▶ [Excerpted passage]
◆ ◆ ◆ ◆ ◆
The Book of Abraham explains that those who were "noble" in the pre-existence (man's first estate) were to be the "rulers" on earth (man's second estate). (Pearl of Great Price, Book of Abraham 3:22-23). This led to an interpretation that each person's birth on earth is a direct result of his/her worthiness in a prior life in heaven. Thus those less valiant were born black, and sent through the lineage of Cain, while the righteous were born white. And those most worthy were born into Mormon families. Heber C. Kimball, a member of the First Presidency of the LDS Church under Brigham Young, preached:

I tell you there is not a purer set of women on God's earth than there is here; and they shall live and bear the souls of men, and bear tabernacles for those righteous spirits that are kept back for the last time, for the winding up scenery (Journal of Discourses, vol. 5, p. 133).

The second Article of Faith of the LDS Church reads as follows: "We believe that men will be punished for their own sins, and not for Adam's transgression" (Pearl of Great Price). To avoid the idea that Cain's descendants were punished for his transgression, the Mormon leaders have taught that those born black were "indifferent in their support of the righteous cause" in the pre-existence.
◆ ◆ ◆ ◆ ◆
Excerpts from a layout annotation set:
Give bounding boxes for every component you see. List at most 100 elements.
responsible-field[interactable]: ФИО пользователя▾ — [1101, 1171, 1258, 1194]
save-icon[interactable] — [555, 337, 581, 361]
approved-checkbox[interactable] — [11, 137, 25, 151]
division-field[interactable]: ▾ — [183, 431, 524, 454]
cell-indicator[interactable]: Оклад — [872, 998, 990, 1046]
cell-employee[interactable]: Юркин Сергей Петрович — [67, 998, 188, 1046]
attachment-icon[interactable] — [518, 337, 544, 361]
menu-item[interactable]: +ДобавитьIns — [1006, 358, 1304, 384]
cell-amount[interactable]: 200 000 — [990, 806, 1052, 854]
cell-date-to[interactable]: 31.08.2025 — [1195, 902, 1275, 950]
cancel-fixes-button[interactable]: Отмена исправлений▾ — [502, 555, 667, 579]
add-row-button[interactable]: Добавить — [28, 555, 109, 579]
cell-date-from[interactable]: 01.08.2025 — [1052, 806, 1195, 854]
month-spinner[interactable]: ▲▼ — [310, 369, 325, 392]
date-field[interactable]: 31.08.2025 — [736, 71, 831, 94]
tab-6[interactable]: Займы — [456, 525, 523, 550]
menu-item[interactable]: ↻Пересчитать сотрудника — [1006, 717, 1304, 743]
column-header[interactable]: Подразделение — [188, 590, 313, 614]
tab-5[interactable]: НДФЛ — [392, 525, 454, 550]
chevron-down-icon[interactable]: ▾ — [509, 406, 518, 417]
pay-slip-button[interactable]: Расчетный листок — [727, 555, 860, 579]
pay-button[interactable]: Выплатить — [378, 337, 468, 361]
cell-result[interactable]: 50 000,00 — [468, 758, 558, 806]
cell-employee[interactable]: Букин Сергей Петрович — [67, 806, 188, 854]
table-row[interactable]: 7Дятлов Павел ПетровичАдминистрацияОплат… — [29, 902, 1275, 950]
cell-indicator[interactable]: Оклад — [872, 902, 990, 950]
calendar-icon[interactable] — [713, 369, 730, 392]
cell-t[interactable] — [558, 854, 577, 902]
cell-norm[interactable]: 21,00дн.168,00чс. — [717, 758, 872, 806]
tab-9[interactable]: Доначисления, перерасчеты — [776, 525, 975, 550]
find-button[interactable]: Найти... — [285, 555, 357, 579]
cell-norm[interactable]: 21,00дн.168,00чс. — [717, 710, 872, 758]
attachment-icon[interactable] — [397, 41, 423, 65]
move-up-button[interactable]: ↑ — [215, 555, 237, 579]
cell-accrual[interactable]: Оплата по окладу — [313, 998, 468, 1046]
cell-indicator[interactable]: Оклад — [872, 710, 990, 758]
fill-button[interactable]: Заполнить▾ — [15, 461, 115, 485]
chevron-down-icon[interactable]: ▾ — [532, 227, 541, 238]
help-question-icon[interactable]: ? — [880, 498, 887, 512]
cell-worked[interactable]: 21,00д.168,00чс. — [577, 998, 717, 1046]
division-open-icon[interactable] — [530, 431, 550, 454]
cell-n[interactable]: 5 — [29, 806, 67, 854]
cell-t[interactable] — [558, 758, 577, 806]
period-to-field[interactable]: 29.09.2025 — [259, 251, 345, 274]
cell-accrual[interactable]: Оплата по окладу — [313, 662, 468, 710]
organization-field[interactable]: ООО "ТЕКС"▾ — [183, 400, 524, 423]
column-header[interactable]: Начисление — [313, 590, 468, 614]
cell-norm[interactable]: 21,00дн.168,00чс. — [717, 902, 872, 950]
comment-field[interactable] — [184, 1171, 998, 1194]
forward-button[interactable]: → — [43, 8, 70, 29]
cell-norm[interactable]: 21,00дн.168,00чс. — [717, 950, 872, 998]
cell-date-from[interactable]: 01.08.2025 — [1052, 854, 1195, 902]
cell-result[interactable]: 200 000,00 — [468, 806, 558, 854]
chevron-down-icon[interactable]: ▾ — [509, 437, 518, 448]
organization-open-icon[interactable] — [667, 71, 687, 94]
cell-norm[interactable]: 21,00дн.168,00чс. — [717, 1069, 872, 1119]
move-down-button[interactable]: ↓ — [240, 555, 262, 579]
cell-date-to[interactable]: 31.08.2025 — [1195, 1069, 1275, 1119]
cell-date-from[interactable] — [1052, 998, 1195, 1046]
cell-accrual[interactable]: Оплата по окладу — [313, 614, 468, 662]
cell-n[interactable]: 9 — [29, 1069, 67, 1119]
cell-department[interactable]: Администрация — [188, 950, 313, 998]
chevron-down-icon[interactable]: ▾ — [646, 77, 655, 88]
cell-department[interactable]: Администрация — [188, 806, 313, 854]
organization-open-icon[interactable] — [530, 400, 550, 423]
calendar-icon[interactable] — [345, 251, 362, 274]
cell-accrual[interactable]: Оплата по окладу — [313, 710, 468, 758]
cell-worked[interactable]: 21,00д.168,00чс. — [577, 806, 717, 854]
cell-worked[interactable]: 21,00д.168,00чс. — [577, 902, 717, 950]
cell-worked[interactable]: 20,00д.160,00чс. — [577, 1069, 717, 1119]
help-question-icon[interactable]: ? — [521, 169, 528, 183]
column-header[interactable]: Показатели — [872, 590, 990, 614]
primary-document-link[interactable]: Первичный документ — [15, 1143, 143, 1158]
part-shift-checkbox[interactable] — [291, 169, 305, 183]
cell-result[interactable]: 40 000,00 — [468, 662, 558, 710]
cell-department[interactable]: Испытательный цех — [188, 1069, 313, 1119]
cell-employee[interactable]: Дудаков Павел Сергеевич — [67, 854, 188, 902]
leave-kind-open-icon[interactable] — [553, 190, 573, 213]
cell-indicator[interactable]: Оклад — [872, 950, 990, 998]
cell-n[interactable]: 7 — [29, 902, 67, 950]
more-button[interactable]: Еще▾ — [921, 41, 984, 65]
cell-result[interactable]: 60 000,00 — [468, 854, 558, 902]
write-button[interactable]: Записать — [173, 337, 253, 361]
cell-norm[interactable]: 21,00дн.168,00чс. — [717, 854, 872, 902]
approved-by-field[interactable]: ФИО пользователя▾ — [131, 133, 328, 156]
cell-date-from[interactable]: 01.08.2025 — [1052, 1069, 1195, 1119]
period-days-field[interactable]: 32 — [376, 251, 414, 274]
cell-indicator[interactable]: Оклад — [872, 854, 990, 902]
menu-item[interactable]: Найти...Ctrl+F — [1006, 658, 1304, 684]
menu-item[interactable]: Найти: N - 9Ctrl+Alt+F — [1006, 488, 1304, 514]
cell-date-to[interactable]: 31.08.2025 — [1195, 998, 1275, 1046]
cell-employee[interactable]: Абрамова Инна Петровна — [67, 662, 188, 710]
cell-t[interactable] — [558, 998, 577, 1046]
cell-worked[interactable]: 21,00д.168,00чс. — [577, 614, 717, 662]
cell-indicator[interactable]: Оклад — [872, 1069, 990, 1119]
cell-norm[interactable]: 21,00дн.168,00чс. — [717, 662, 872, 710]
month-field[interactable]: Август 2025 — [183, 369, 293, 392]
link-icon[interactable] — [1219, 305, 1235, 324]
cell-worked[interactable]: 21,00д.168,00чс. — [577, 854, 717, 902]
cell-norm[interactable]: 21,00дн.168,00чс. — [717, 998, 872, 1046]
◆ ◆ ◆ ◆ ◆
▶ [Set of tasks]
1. Print the portion of the passage on LDS teachings about the pre-existence running from "I tell you there" to "Discourses, vol. 5, p. 133).".
2. Carry on the passage on LDS teachings about the pre-existence, beginning right after its final sentence.

▶ [Answers below]
1.
I tell you there is not a purer set of women on God's earth than there is here; and they shall live and bear the souls of men, and bear tabernacles for those righteous spirits that are kept back for the last time, for the winding up scenery (Journal of Discourses, vol. 5, p. 133).

2.
In 1845 LDS Apostle Orson Hyde explained that those spirits who were unworthy were sent through the cursed lineage:

At the time the devil was cast out of heaven, there were some spirits that did not know who had authority, whether God or the devil. They consequently did not take a very active part on either side, but rather thought the devil had been [p. 20] abused, . . . These spirits were not considered bad enough to be cast down to hell, and never have bodies; neither were they considered worthy of an honourable body on this earth: . . . But those spirits in heaven that rather lent an influence to the devil, thinking he had a little the best right to govern, but did not take a very active part any way were required to come into the world and take bodies in the accursed lineage of Canaan; and hence the Negro or African race ("Speech of Elder Orson Hyde, delivered before the High Priests' Quorum, in Nauvoo," April 27, 1845, printed by John Taylor, p. 30).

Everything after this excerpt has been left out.